- _Exercise prompt_
Write out the whole listing, matching it exactly.

(Records)
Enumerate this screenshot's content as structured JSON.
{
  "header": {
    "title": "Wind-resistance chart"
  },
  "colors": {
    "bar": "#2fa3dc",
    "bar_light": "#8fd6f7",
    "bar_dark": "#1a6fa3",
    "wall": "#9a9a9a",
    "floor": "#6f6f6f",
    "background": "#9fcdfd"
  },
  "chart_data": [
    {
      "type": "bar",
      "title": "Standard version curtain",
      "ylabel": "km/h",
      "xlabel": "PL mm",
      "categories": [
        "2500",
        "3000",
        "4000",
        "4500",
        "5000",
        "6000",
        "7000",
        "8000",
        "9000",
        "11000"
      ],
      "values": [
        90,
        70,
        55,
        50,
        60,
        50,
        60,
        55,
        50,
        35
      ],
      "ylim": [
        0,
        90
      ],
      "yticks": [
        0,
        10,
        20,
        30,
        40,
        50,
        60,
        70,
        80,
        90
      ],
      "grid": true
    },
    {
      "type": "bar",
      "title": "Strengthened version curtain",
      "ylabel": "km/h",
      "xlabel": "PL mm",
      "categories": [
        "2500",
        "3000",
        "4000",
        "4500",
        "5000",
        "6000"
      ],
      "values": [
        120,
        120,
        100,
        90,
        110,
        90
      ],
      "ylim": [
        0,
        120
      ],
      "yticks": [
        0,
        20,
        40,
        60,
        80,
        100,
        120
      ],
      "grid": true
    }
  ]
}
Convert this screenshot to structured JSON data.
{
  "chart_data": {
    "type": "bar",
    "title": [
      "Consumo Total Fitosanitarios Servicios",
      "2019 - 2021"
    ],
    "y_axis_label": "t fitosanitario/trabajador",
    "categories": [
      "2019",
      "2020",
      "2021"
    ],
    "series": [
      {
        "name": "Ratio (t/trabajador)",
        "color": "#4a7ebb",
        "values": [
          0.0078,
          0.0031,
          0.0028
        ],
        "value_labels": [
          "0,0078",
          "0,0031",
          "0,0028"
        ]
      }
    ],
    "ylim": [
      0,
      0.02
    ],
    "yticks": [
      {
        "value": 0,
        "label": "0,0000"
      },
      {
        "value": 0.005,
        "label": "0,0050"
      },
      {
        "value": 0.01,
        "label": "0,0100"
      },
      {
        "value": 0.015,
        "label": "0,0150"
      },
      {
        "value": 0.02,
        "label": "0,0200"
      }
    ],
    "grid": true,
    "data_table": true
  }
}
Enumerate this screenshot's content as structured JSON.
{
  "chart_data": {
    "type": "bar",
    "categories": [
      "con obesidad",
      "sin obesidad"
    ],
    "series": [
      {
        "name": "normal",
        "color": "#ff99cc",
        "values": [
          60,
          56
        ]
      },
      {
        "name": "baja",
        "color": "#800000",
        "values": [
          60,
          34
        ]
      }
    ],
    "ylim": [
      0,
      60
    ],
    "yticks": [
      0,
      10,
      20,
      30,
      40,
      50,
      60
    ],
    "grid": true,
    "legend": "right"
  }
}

- _Task response_
Enumerate this screenshot's content as structured JSON.
{
  "header": {
    "title": "Wind-resistance chart"
  },
  "colors": {
    "bar": "#2fa3dc",
    "bar_light": "#8fd6f7",
    "bar_dark": "#1a6fa3",
    "wall": "#9a9a9a",
    "floor": "#6f6f6f",
    "background": "#9fcdfd"
  },
  "chart_data": [
    {
      "type": "bar",
      "title": "Standard version curtain",
      "ylabel": "km/h",
      "xlabel": "PL mm",
      "categories": [
        "2500",
        "3000",
        "4000",
        "4500",
        "5000",
        "6000",
        "7000",
        "8000",
        "9000",
        "11000"
      ],
      "values": [
        90,
        70,
        55,
        50,
        60,
        50,
        60,
        55,
        50,
        35
      ],
      "ylim": [
        0,
        90
      ],
      "yticks": [
        0,
        10,
        20,
        30,
        40,
        50,
        60,
        70,
        80,
        90
      ],
      "grid": true
    },
    {
      "type": "bar",
      "title": "Strengthened version curtain",
      "ylabel": "km/h",
      "xlabel": "PL mm",
      "categories": [
        "2500",
        "3000",
        "4000",
        "4500",
        "5000",
        "6000"
      ],
      "values": [
        120,
        120,
        100,
        90,
        110,
        90
      ],
      "ylim": [
        0,
        120
      ],
      "yticks": [
        0,
        20,
        40,
        60,
        80,
        100,
        120
      ],
      "grid": true
    }
  ]
}
Convert this screenshot to structured JSON data.
{
  "chart_data": {
    "type": "bar",
    "title": [
      "Consumo Total Fitosanitarios Servicios",
      "2019 - 2021"
    ],
    "y_axis_label": "t fitosanitario/trabajador",
    "categories": [
      "2019",
      "2020",
      "2021"
    ],
    "series": [
      {
        "name": "Ratio (t/trabajador)",
        "color": "#4a7ebb",
        "values": [
          0.0078,
          0.0031,
          0.0028
        ],
        "value_labels": [
          "0,0078",
          "0,0031",
          "0,0028"
        ]
      }
    ],
    "ylim": [
      0,
      0.02
    ],
    "yticks": [
      {
        "value": 0,
        "label": "0,0000"
      },
      {
        "value": 0.005,
        "label": "0,0050"
      },
      {
        "value": 0.01,
        "label": "0,0100"
      },
      {
        "value": 0.015,
        "label": "0,0150"
      },
      {
        "value": 0.02,
        "label": "0,0200"
      }
    ],
    "grid": true,
    "data_table": true
  }
}
Enumerate this screenshot's content as structured JSON.
{
  "chart_data": {
    "type": "bar",
    "categories": [
      "con obesidad",
      "sin obesidad"
    ],
    "series": [
      {
        "name": "normal",
        "color": "#ff99cc",
        "values": [
          60,
          56
        ]
      },
      {
        "name": "baja",
        "color": "#800000",
        "values": [
          60,
          34
        ]
      }
    ],
    "ylim": [
      0,
      60
    ],
    "yticks": [
      0,
      10,
      20,
      30,
      40,
      50,
      60
    ],
    "grid": true,
    "legend": "right"
  }
}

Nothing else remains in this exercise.